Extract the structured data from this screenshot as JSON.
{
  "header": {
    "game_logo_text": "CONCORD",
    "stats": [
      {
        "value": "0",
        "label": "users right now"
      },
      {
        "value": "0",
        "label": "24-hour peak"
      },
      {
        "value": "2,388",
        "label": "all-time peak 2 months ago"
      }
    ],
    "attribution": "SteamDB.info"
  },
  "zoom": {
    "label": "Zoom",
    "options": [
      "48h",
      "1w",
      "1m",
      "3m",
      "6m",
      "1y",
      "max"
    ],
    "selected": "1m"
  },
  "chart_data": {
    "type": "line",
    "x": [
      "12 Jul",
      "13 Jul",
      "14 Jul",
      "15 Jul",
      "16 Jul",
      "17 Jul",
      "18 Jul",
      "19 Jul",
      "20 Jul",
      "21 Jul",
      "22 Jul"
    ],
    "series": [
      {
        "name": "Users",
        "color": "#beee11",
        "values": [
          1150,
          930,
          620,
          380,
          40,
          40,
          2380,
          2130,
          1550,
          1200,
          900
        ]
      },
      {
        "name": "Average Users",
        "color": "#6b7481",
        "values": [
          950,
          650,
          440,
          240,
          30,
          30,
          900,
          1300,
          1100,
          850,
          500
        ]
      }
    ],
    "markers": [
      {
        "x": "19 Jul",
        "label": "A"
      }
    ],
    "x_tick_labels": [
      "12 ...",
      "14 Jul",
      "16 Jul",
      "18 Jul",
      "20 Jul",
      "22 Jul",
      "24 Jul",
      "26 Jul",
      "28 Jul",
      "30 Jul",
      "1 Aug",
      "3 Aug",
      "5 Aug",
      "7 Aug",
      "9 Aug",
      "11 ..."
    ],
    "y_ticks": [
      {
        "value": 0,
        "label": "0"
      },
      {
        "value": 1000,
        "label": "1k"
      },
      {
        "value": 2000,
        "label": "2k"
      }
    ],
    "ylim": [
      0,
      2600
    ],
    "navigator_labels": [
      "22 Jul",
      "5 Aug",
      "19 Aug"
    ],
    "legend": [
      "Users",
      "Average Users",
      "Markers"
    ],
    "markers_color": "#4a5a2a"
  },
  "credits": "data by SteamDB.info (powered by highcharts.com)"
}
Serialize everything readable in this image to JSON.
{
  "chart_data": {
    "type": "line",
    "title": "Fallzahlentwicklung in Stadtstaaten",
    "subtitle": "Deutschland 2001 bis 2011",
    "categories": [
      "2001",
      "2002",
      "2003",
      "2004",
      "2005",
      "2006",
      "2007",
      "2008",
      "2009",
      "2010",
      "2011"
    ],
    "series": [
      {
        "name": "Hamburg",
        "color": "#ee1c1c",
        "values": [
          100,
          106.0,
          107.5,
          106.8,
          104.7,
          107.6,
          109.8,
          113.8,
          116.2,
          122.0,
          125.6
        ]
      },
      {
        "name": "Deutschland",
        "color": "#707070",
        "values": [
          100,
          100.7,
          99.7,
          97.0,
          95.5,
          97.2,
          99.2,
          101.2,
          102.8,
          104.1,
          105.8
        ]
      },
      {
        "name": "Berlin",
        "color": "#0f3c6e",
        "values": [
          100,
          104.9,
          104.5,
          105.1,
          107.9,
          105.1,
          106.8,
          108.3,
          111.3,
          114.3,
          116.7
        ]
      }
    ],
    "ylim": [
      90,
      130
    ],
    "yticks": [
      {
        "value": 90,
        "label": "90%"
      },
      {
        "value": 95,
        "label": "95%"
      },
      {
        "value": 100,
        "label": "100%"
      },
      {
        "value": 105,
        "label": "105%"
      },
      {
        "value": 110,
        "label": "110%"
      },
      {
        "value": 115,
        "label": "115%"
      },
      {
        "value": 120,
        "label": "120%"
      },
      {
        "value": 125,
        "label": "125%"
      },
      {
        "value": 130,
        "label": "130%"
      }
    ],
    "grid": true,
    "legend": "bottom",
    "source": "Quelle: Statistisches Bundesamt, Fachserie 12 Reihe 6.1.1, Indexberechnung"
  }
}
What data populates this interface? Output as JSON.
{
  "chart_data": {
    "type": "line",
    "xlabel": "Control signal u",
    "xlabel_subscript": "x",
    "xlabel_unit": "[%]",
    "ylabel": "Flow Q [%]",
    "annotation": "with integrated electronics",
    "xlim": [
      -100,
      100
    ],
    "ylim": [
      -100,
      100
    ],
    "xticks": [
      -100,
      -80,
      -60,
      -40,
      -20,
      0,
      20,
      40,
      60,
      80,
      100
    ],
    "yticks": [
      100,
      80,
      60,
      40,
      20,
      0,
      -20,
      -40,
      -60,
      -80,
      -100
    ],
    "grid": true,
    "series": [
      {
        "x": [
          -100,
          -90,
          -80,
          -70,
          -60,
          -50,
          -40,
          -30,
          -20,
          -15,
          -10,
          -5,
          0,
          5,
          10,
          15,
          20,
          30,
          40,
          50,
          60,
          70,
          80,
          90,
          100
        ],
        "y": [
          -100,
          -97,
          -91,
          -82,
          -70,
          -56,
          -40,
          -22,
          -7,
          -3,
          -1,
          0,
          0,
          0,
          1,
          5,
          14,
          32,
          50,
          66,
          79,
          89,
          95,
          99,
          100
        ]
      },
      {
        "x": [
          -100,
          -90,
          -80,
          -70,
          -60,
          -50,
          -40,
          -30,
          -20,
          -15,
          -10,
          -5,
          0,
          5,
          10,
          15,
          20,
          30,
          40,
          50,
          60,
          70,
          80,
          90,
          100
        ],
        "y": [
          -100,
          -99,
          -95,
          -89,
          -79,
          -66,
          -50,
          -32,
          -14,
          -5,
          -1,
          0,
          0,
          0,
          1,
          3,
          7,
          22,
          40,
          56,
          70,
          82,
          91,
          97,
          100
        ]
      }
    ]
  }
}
○ ○ ○ ○
- Problem requirements
In the listing above, how many lines include the word "JSON"? Answer with the number and nothing more.

- Answer to this task
3